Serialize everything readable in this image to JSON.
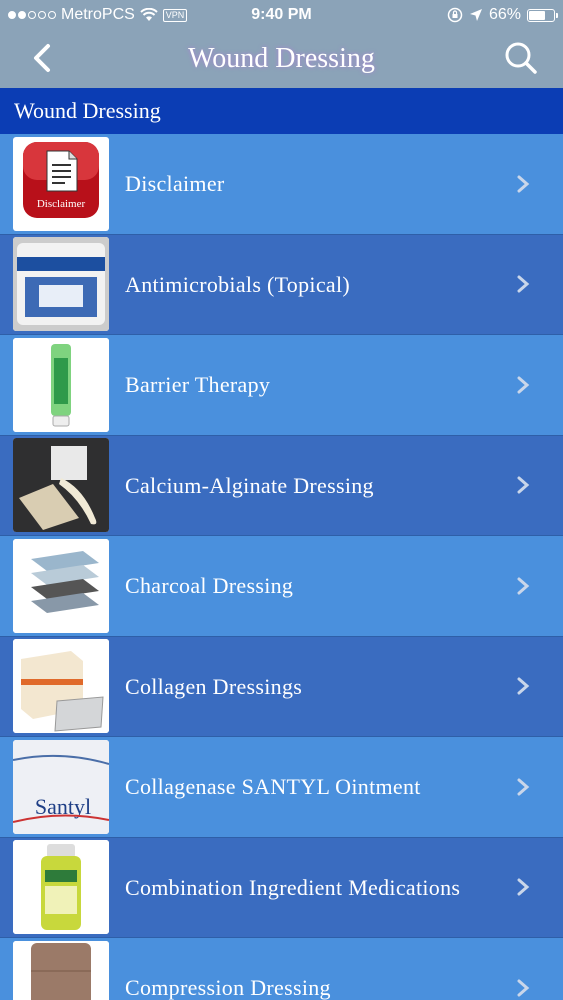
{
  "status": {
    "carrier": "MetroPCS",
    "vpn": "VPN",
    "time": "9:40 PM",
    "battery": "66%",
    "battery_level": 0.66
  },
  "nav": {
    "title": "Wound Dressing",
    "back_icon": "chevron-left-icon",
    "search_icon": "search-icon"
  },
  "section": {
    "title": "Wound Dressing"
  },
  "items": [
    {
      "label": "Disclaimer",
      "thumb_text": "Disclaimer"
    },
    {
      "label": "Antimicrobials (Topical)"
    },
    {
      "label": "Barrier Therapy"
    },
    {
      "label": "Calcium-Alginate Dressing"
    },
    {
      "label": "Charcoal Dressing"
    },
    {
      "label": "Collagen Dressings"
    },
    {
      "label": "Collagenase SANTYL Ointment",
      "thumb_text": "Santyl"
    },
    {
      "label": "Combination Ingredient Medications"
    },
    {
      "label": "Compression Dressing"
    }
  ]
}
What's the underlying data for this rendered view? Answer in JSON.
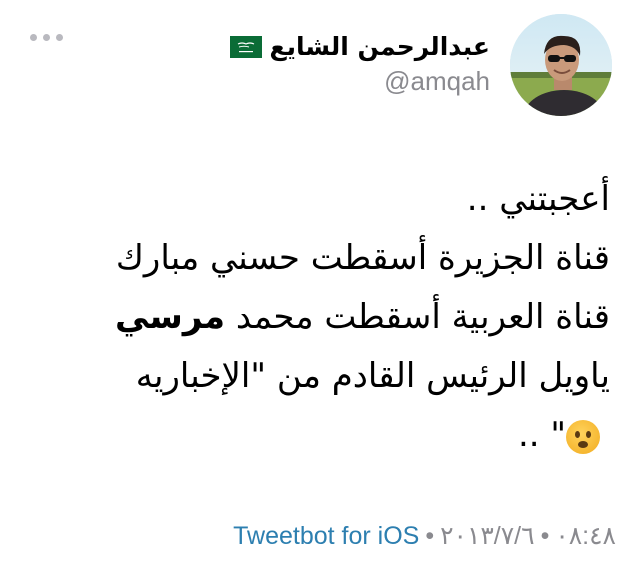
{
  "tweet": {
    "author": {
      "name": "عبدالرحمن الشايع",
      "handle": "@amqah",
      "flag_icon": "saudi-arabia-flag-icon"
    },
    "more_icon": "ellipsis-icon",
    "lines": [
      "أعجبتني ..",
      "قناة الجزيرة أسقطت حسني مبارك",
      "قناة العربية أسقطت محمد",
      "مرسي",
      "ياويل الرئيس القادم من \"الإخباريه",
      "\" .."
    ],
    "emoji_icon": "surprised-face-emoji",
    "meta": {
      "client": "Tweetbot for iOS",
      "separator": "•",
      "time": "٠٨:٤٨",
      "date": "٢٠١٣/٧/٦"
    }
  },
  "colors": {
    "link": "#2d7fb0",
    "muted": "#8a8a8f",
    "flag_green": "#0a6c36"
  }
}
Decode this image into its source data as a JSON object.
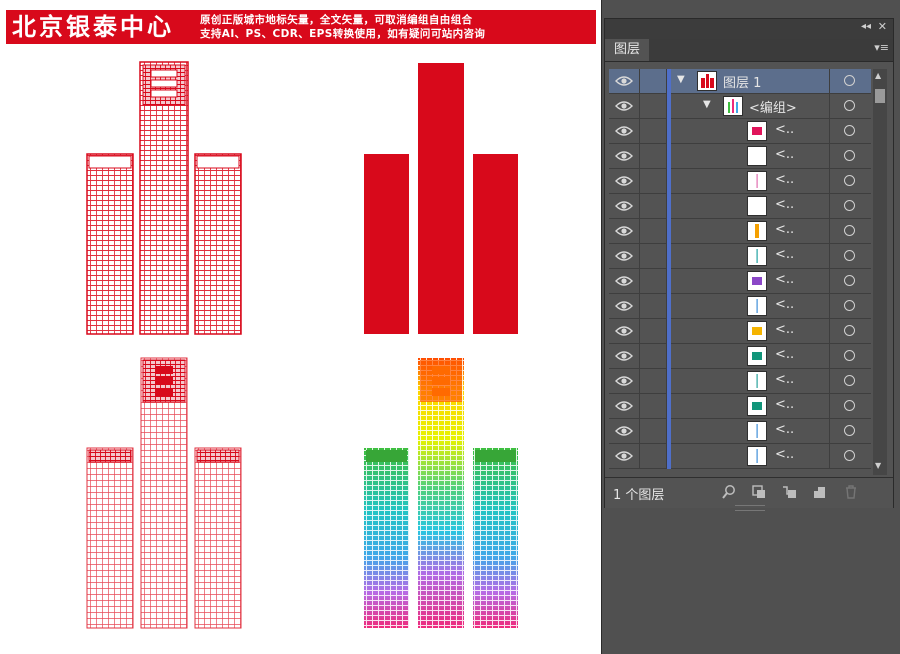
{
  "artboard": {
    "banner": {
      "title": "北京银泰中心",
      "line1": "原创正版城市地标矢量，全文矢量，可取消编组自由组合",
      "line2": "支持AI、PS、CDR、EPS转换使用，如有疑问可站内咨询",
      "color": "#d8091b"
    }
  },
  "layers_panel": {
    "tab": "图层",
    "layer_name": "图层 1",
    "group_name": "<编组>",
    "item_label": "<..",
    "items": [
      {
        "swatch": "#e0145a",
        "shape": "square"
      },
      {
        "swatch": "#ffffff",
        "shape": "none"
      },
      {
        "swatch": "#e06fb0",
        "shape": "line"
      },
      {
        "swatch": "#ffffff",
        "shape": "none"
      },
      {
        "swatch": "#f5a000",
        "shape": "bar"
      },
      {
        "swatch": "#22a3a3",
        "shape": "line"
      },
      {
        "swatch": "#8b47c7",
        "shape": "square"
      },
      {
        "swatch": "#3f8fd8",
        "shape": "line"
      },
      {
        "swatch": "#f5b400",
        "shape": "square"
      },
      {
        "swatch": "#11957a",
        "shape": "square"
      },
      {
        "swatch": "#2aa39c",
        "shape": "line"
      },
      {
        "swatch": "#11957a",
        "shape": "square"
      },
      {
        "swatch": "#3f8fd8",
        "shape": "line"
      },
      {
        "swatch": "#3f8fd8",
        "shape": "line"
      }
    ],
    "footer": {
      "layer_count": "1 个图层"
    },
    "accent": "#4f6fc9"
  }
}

━━━

_WHAT YOU ARE ASKED TO DO_. Except for the pictures, copy every line of the records above exactly.

_WRITTEN REPLY_.
Serialize everything readable in this image to JSON.
{
  "status": {
    "carrier": "MetroPCS",
    "vpn": "VPN",
    "time": "9:40 PM",
    "battery": "66%",
    "battery_level": 0.66
  },
  "nav": {
    "title": "Wound Dressing",
    "back_icon": "chevron-left-icon",
    "search_icon": "search-icon"
  },
  "section": {
    "title": "Wound Dressing"
  },
  "items": [
    {
      "label": "Disclaimer",
      "thumb_text": "Disclaimer"
    },
    {
      "label": "Antimicrobials (Topical)"
    },
    {
      "label": "Barrier Therapy"
    },
    {
      "label": "Calcium-Alginate Dressing"
    },
    {
      "label": "Charcoal Dressing"
    },
    {
      "label": "Collagen Dressings"
    },
    {
      "label": "Collagenase SANTYL Ointment",
      "thumb_text": "Santyl"
    },
    {
      "label": "Combination Ingredient Medications"
    },
    {
      "label": "Compression Dressing"
    }
  ]
}
What's the underlying data for this rendered view? Answer in JSON.
{
  "tweet": {
    "author": {
      "name": "عبدالرحمن الشايع",
      "handle": "@amqah",
      "flag_icon": "saudi-arabia-flag-icon"
    },
    "more_icon": "ellipsis-icon",
    "lines": [
      "أعجبتني ..",
      "قناة الجزيرة أسقطت حسني مبارك",
      "قناة العربية أسقطت محمد",
      "مرسي",
      "ياويل الرئيس القادم من \"الإخباريه",
      "\" .."
    ],
    "emoji_icon": "surprised-face-emoji",
    "meta": {
      "client": "Tweetbot for iOS",
      "separator": "•",
      "time": "٠٨:٤٨",
      "date": "٢٠١٣/٧/٦"
    }
  },
  "colors": {
    "link": "#2d7fb0",
    "muted": "#8a8a8f",
    "flag_green": "#0a6c36"
  }
}
Decode this image into its source data as a JSON object.
{
  "artboard": {
    "banner": {
      "title": "北京银泰中心",
      "line1": "原创正版城市地标矢量，全文矢量，可取消编组自由组合",
      "line2": "支持AI、PS、CDR、EPS转换使用，如有疑问可站内咨询",
      "color": "#d8091b"
    }
  },
  "layers_panel": {
    "tab": "图层",
    "layer_name": "图层 1",
    "group_name": "<编组>",
    "item_label": "<..",
    "items": [
      {
        "swatch": "#e0145a",
        "shape": "square"
      },
      {
        "swatch": "#ffffff",
        "shape": "none"
      },
      {
        "swatch": "#e06fb0",
        "shape": "line"
      },
      {
        "swatch": "#ffffff",
        "shape": "none"
      },
      {
        "swatch": "#f5a000",
        "shape": "bar"
      },
      {
        "swatch": "#22a3a3",
        "shape": "line"
      },
      {
        "swatch": "#8b47c7",
        "shape": "square"
      },
      {
        "swatch": "#3f8fd8",
        "shape": "line"
      },
      {
        "swatch": "#f5b400",
        "shape": "square"
      },
      {
        "swatch": "#11957a",
        "shape": "square"
      },
      {
        "swatch": "#2aa39c",
        "shape": "line"
      },
      {
        "swatch": "#11957a",
        "shape": "square"
      },
      {
        "swatch": "#3f8fd8",
        "shape": "line"
      },
      {
        "swatch": "#3f8fd8",
        "shape": "line"
      }
    ],
    "footer": {
      "layer_count": "1 个图层"
    },
    "accent": "#4f6fc9"
  }
}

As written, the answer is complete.